Problem to work on: Return every line of the data below that includes the string "трудоустроившихся".

Saved entries:
□ □ □ □

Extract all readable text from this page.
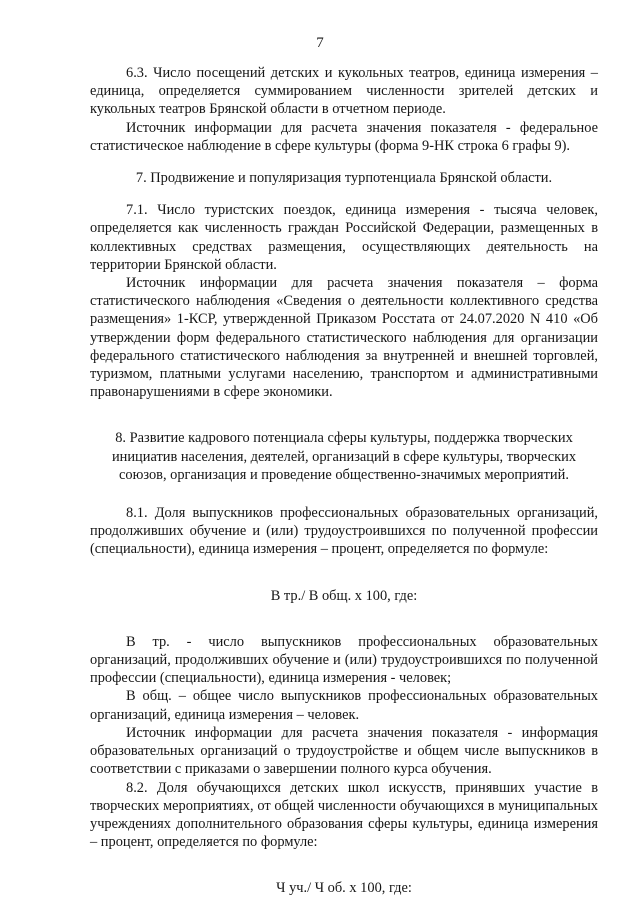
7

6.3. Число посещений детских и кукольных театров, единица измерения – единица, определяется суммированием численности зрителей детских и кукольных театров Брянской области в отчетном периоде.

Источник информации для расчета значения показателя - федеральное статистическое наблюдение в сфере культуры (форма 9-НК строка 6 графы 9).

7. Продвижение и популяризация турпотенциала Брянской области.

7.1. Число туристских поездок, единица измерения - тысяча человек, определяется как численность граждан Российской Федерации, размещенных в коллективных средствах размещения, осуществляющих деятельность на территории Брянской области.

Источник информации для расчета значения показателя – форма статистического наблюдения «Сведения о деятельности коллективного средства размещения» 1-КСР, утвержденной Приказом Росстата от 24.07.2020 N 410 «Об утверждении форм федерального статистического наблюдения для организации федерального статистического наблюдения за внутренней и внешней торговлей, туризмом, платными услугами населению, транспортом и административными правонарушениями в сфере экономики.

8. Развитие кадрового потенциала сферы культуры, поддержка творческих инициатив населения, деятелей, организаций в сфере культуры, творческих союзов, организация и проведение общественно-значимых мероприятий.

8.1. Доля выпускников профессиональных образовательных организаций, продолживших обучение и (или) трудоустроившихся по полученной профессии (специальности), единица измерения – процент, определяется по формуле:

В тр./ В общ. х 100, где:

В тр. - число выпускников профессиональных образовательных организаций, продолживших обучение и (или) трудоустроившихся по полученной профессии (специальности), единица измерения - человек;

В общ. – общее число выпускников профессиональных образовательных организаций, единица измерения – человек.

Источник информации для расчета значения показателя - информация образовательных организаций о трудоустройстве и общем числе выпускников в соответствии с приказами о завершении полного курса обучения.

8.2. Доля обучающихся детских школ искусств, принявших участие в творческих мероприятиях, от общей численности обучающихся в муниципальных учреждениях дополнительного образования сферы культуры, единица измерения – процент, определяется по формуле:

Ч уч./ Ч об. х 100, где:
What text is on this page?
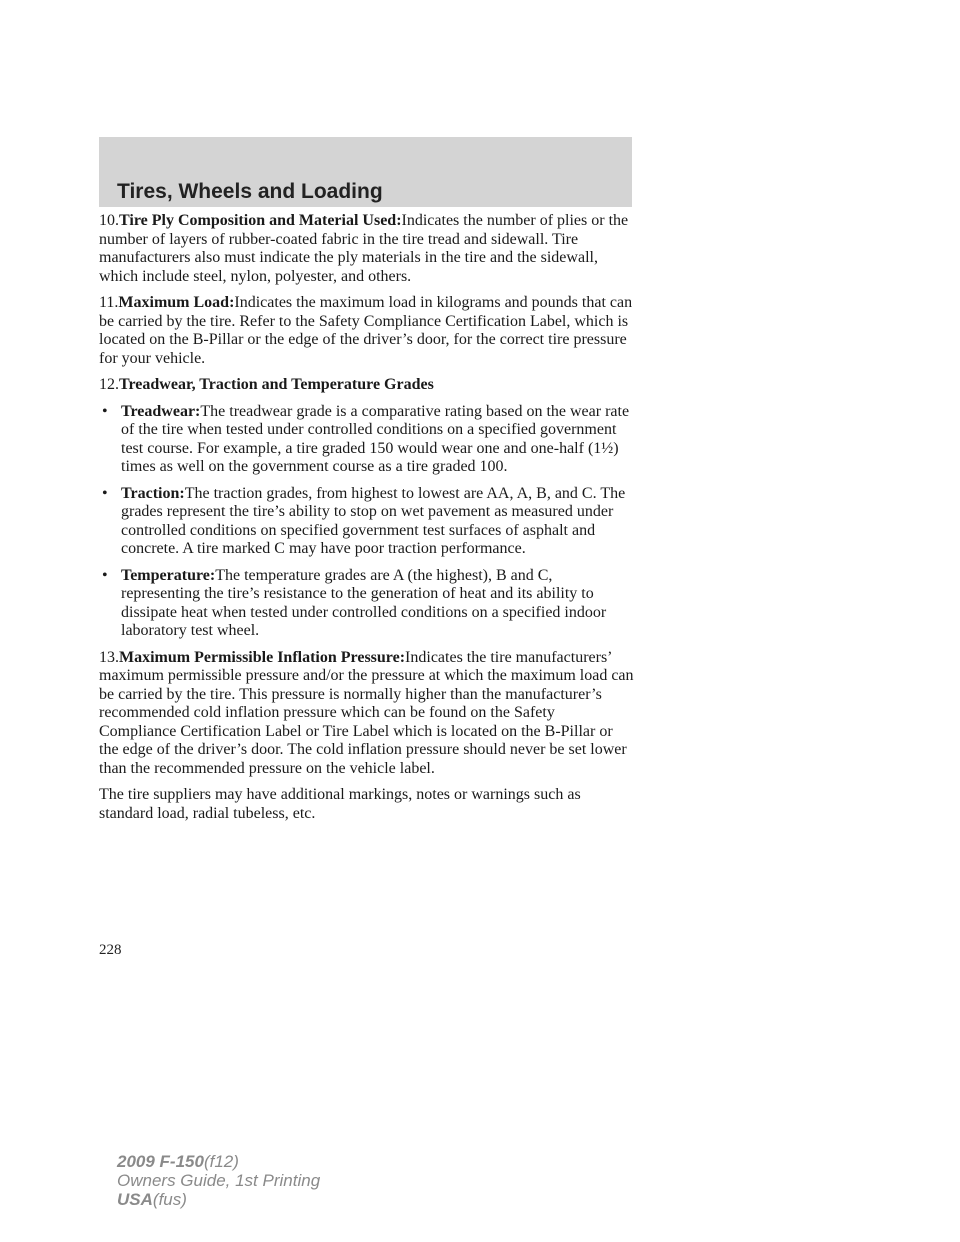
Tires, Wheels and Loading

10.Tire Ply Composition and Material Used:Indicates the number of plies or the number of layers of rubber-coated fabric in the tire tread and sidewall. Tire manufacturers also must indicate the ply materials in the tire and the sidewall, which include steel, nylon, polyester, and others.

11.Maximum Load:Indicates the maximum load in kilograms and pounds that can be carried by the tire. Refer to the Safety Compliance Certification Label, which is located on the B-Pillar or the edge of the driver’s door, for the correct tire pressure for your vehicle.

12.Treadwear, Traction and Temperature Grades

• Treadwear:The treadwear grade is a comparative rating based on the wear rate of the tire when tested under controlled conditions on a specified government test course. For example, a tire graded 150 would wear one and one-half (1½) times as well on the government course as a tire graded 100.
• Traction:The traction grades, from highest to lowest are AA, A, B, and C. The grades represent the tire’s ability to stop on wet pavement as measured under controlled conditions on specified government test surfaces of asphalt and concrete. A tire marked C may have poor traction performance.
• Temperature:The temperature grades are A (the highest), B and C, representing the tire’s resistance to the generation of heat and its ability to dissipate heat when tested under controlled conditions on a specified indoor laboratory test wheel.

13.Maximum Permissible Inflation Pressure:Indicates the tire manufacturers’ maximum permissible pressure and/or the pressure at which the maximum load can be carried by the tire. This pressure is normally higher than the manufacturer’s recommended cold inflation pressure which can be found on the Safety Compliance Certification Label or Tire Label which is located on the B-Pillar or the edge of the driver’s door. The cold inflation pressure should never be set lower than the recommended pressure on the vehicle label.

The tire suppliers may have additional markings, notes or warnings such as standard load, radial tubeless, etc.

228
2009 F-150(f12)
Owners Guide, 1st Printing
USA(fus)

□ □ □ □

The response:
8.1. Доля выпускников профессиональных образовательных организаций, продолживших обучение и (или) трудоустроившихся по полученной профессии (специальности), единица измерения – процент, определяется по формуле:
В тр. - число выпускников профессиональных образовательных организаций, продолживших обучение и (или) трудоустроившихся по полученной профессии (специальности), единица измерения - человек;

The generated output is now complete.